- [Required work]
Retype the complete listing exactly as it appears.

══ Supplied data

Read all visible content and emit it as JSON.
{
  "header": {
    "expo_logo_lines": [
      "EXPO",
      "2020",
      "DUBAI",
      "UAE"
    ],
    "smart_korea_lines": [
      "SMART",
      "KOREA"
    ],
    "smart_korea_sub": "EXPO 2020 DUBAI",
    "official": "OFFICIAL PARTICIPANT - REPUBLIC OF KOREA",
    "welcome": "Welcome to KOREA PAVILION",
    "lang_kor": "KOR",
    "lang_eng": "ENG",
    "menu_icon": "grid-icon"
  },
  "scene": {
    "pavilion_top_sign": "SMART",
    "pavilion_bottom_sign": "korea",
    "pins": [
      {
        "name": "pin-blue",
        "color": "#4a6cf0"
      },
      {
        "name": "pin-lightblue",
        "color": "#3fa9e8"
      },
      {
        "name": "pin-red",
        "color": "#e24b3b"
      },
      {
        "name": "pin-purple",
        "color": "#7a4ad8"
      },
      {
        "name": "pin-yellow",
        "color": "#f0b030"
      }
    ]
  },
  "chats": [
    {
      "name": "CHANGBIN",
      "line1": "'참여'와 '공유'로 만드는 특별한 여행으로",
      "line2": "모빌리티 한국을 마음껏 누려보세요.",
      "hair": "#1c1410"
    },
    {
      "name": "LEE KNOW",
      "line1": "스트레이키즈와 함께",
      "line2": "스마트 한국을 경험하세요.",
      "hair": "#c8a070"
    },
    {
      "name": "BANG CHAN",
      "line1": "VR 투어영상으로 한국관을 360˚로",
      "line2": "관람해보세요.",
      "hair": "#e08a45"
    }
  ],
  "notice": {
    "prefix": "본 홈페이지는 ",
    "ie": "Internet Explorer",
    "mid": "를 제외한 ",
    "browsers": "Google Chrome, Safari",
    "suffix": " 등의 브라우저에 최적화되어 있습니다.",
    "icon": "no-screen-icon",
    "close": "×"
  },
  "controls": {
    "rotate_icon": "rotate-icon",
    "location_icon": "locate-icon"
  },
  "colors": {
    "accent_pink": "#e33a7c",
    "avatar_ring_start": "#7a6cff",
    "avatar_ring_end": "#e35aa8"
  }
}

════

- [Output of the task]
Read all visible content and emit it as JSON.
{
  "header": {
    "expo_logo_lines": [
      "EXPO",
      "2020",
      "DUBAI",
      "UAE"
    ],
    "smart_korea_lines": [
      "SMART",
      "KOREA"
    ],
    "smart_korea_sub": "EXPO 2020 DUBAI",
    "official": "OFFICIAL PARTICIPANT - REPUBLIC OF KOREA",
    "welcome": "Welcome to KOREA PAVILION",
    "lang_kor": "KOR",
    "lang_eng": "ENG",
    "menu_icon": "grid-icon"
  },
  "scene": {
    "pavilion_top_sign": "SMART",
    "pavilion_bottom_sign": "korea",
    "pins": [
      {
        "name": "pin-blue",
        "color": "#4a6cf0"
      },
      {
        "name": "pin-lightblue",
        "color": "#3fa9e8"
      },
      {
        "name": "pin-red",
        "color": "#e24b3b"
      },
      {
        "name": "pin-purple",
        "color": "#7a4ad8"
      },
      {
        "name": "pin-yellow",
        "color": "#f0b030"
      }
    ]
  },
  "chats": [
    {
      "name": "CHANGBIN",
      "line1": "'참여'와 '공유'로 만드는 특별한 여행으로",
      "line2": "모빌리티 한국을 마음껏 누려보세요.",
      "hair": "#1c1410"
    },
    {
      "name": "LEE KNOW",
      "line1": "스트레이키즈와 함께",
      "line2": "스마트 한국을 경험하세요.",
      "hair": "#c8a070"
    },
    {
      "name": "BANG CHAN",
      "line1": "VR 투어영상으로 한국관을 360˚로",
      "line2": "관람해보세요.",
      "hair": "#e08a45"
    }
  ],
  "notice": {
    "prefix": "본 홈페이지는 ",
    "ie": "Internet Explorer",
    "mid": "를 제외한 ",
    "browsers": "Google Chrome, Safari",
    "suffix": " 등의 브라우저에 최적화되어 있습니다.",
    "icon": "no-screen-icon",
    "close": "×"
  },
  "controls": {
    "rotate_icon": "rotate-icon",
    "location_icon": "locate-icon"
  },
  "colors": {
    "accent_pink": "#e33a7c",
    "avatar_ring_start": "#7a6cff",
    "avatar_ring_end": "#e35aa8"
  }
}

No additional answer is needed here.